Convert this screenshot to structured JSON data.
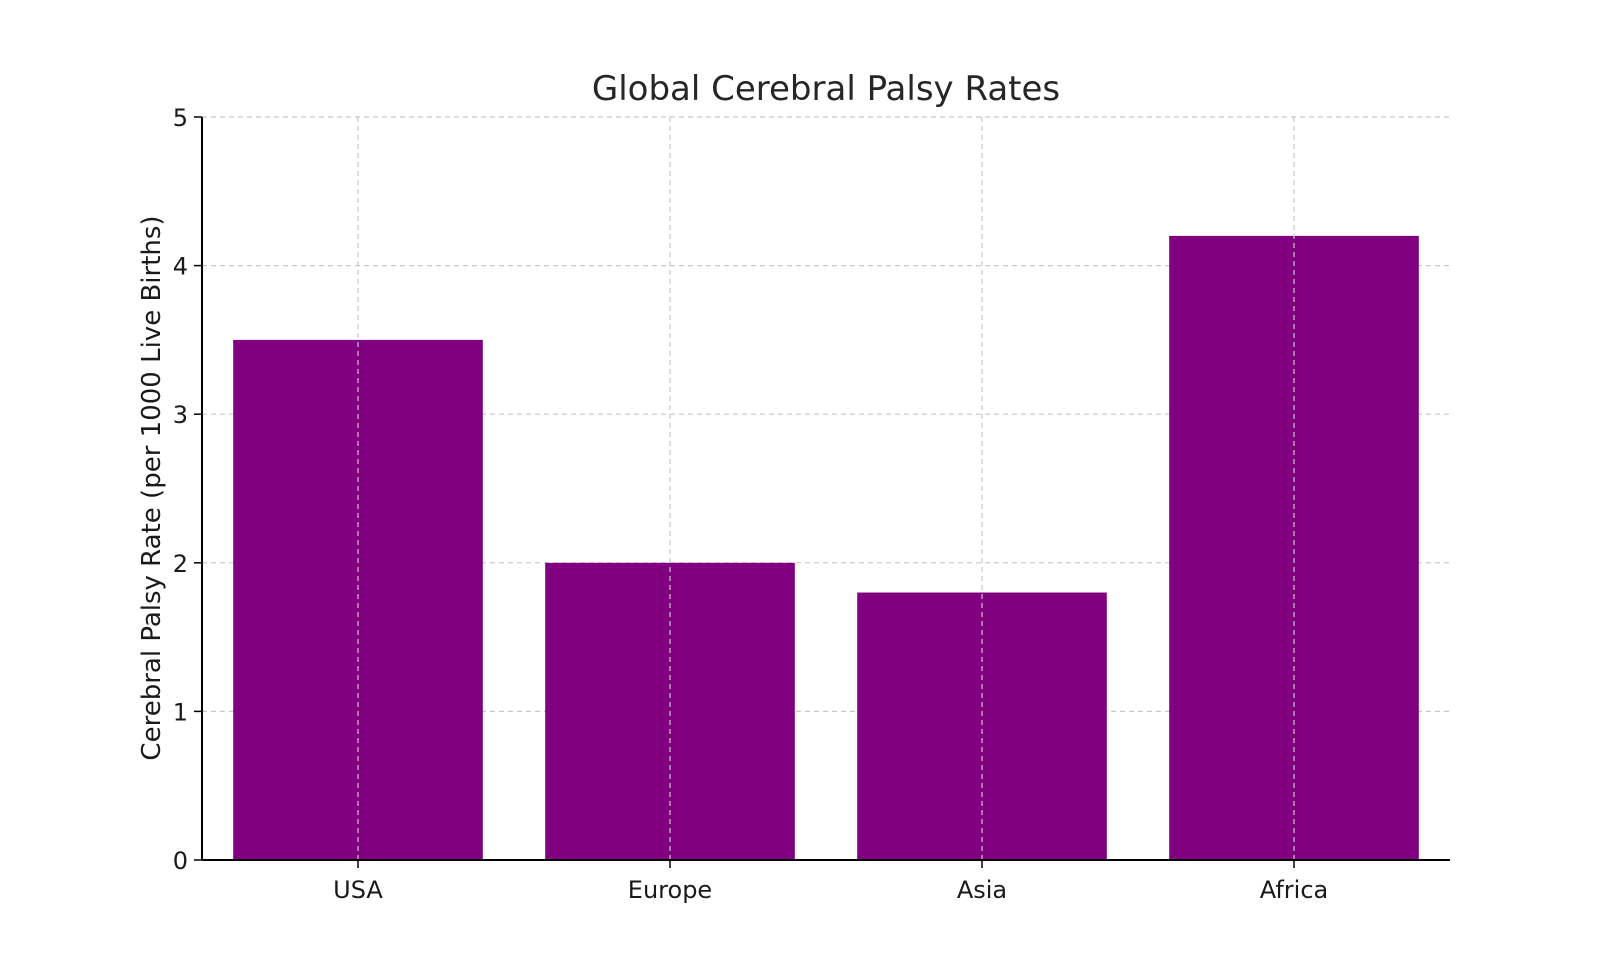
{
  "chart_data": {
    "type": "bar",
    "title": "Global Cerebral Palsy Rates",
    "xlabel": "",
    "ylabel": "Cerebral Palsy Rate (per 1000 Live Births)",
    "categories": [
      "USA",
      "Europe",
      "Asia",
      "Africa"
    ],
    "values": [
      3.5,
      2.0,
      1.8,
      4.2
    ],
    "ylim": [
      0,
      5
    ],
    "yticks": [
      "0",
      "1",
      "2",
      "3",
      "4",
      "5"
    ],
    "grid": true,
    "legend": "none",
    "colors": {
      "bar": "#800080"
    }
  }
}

^^^^

▶ _Aim of the exercise_
All entries must be written out again exactly as given, with no pictures in the copy.

▶ _Result_
Convert this screenshot to structured JSON data.
{
  "chart_data": {
    "type": "bar",
    "title": "Global Cerebral Palsy Rates",
    "xlabel": "",
    "ylabel": "Cerebral Palsy Rate (per 1000 Live Births)",
    "categories": [
      "USA",
      "Europe",
      "Asia",
      "Africa"
    ],
    "values": [
      3.5,
      2.0,
      1.8,
      4.2
    ],
    "ylim": [
      0,
      5
    ],
    "yticks": [
      "0",
      "1",
      "2",
      "3",
      "4",
      "5"
    ],
    "grid": true,
    "legend": "none",
    "colors": {
      "bar": "#800080"
    }
  }
}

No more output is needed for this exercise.